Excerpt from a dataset
◇ ◇ ◇ ◇ ◇ ◇ ◇

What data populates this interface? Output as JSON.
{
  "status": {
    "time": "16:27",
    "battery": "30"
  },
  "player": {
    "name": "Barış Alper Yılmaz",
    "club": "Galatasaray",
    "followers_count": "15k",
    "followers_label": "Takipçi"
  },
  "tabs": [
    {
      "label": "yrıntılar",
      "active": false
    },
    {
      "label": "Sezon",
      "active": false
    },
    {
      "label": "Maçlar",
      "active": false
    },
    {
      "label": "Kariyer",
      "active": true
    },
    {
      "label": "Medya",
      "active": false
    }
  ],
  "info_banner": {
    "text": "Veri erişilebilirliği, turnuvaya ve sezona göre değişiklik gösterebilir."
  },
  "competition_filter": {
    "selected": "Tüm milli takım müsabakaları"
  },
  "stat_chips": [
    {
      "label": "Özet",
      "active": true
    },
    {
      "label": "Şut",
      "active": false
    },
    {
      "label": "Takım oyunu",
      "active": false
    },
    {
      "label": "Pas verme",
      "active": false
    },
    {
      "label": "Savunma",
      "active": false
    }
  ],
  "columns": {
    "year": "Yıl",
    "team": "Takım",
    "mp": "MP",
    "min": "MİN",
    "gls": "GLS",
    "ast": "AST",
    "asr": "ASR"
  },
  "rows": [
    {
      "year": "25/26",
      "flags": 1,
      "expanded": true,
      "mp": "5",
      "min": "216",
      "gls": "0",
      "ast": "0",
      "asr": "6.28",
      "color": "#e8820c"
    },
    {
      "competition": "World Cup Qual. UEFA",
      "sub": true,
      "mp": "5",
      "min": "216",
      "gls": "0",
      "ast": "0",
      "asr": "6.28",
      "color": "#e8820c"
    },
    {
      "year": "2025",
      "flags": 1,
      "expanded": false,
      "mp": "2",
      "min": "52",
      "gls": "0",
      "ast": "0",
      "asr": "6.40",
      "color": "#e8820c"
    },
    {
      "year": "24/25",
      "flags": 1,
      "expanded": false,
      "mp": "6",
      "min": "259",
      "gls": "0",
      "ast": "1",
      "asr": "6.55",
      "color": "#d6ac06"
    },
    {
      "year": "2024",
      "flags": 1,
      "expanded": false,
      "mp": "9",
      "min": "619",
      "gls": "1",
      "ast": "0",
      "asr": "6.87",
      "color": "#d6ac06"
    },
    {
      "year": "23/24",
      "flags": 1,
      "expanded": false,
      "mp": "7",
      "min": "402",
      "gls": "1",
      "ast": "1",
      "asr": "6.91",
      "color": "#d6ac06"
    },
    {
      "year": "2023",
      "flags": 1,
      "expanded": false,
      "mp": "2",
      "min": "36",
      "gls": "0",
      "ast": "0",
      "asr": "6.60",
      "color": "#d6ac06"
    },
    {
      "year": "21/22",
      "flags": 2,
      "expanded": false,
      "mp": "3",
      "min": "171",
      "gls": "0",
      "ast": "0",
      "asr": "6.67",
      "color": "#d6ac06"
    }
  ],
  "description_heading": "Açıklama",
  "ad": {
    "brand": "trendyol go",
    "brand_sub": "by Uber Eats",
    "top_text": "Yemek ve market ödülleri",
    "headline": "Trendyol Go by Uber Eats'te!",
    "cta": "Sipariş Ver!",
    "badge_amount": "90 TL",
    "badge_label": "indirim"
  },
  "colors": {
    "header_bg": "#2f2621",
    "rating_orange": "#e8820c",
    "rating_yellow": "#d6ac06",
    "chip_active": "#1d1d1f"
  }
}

◇ ◇ ◇ ◇ ◇ ◇ ◇

GIVEN PROBLEM -
Extract the complete data, matching each line exactly.

CORRECT RESULT -
What data populates this interface? Output as JSON.
{
  "status": {
    "time": "16:27",
    "battery": "30"
  },
  "player": {
    "name": "Barış Alper Yılmaz",
    "club": "Galatasaray",
    "followers_count": "15k",
    "followers_label": "Takipçi"
  },
  "tabs": [
    {
      "label": "yrıntılar",
      "active": false
    },
    {
      "label": "Sezon",
      "active": false
    },
    {
      "label": "Maçlar",
      "active": false
    },
    {
      "label": "Kariyer",
      "active": true
    },
    {
      "label": "Medya",
      "active": false
    }
  ],
  "info_banner": {
    "text": "Veri erişilebilirliği, turnuvaya ve sezona göre değişiklik gösterebilir."
  },
  "competition_filter": {
    "selected": "Tüm milli takım müsabakaları"
  },
  "stat_chips": [
    {
      "label": "Özet",
      "active": true
    },
    {
      "label": "Şut",
      "active": false
    },
    {
      "label": "Takım oyunu",
      "active": false
    },
    {
      "label": "Pas verme",
      "active": false
    },
    {
      "label": "Savunma",
      "active": false
    }
  ],
  "columns": {
    "year": "Yıl",
    "team": "Takım",
    "mp": "MP",
    "min": "MİN",
    "gls": "GLS",
    "ast": "AST",
    "asr": "ASR"
  },
  "rows": [
    {
      "year": "25/26",
      "flags": 1,
      "expanded": true,
      "mp": "5",
      "min": "216",
      "gls": "0",
      "ast": "0",
      "asr": "6.28",
      "color": "#e8820c"
    },
    {
      "competition": "World Cup Qual. UEFA",
      "sub": true,
      "mp": "5",
      "min": "216",
      "gls": "0",
      "ast": "0",
      "asr": "6.28",
      "color": "#e8820c"
    },
    {
      "year": "2025",
      "flags": 1,
      "expanded": false,
      "mp": "2",
      "min": "52",
      "gls": "0",
      "ast": "0",
      "asr": "6.40",
      "color": "#e8820c"
    },
    {
      "year": "24/25",
      "flags": 1,
      "expanded": false,
      "mp": "6",
      "min": "259",
      "gls": "0",
      "ast": "1",
      "asr": "6.55",
      "color": "#d6ac06"
    },
    {
      "year": "2024",
      "flags": 1,
      "expanded": false,
      "mp": "9",
      "min": "619",
      "gls": "1",
      "ast": "0",
      "asr": "6.87",
      "color": "#d6ac06"
    },
    {
      "year": "23/24",
      "flags": 1,
      "expanded": false,
      "mp": "7",
      "min": "402",
      "gls": "1",
      "ast": "1",
      "asr": "6.91",
      "color": "#d6ac06"
    },
    {
      "year": "2023",
      "flags": 1,
      "expanded": false,
      "mp": "2",
      "min": "36",
      "gls": "0",
      "ast": "0",
      "asr": "6.60",
      "color": "#d6ac06"
    },
    {
      "year": "21/22",
      "flags": 2,
      "expanded": false,
      "mp": "3",
      "min": "171",
      "gls": "0",
      "ast": "0",
      "asr": "6.67",
      "color": "#d6ac06"
    }
  ],
  "description_heading": "Açıklama",
  "ad": {
    "brand": "trendyol go",
    "brand_sub": "by Uber Eats",
    "top_text": "Yemek ve market ödülleri",
    "headline": "Trendyol Go by Uber Eats'te!",
    "cta": "Sipariş Ver!",
    "badge_amount": "90 TL",
    "badge_label": "indirim"
  },
  "colors": {
    "header_bg": "#2f2621",
    "rating_orange": "#e8820c",
    "rating_yellow": "#d6ac06",
    "chip_active": "#1d1d1f"
  }
}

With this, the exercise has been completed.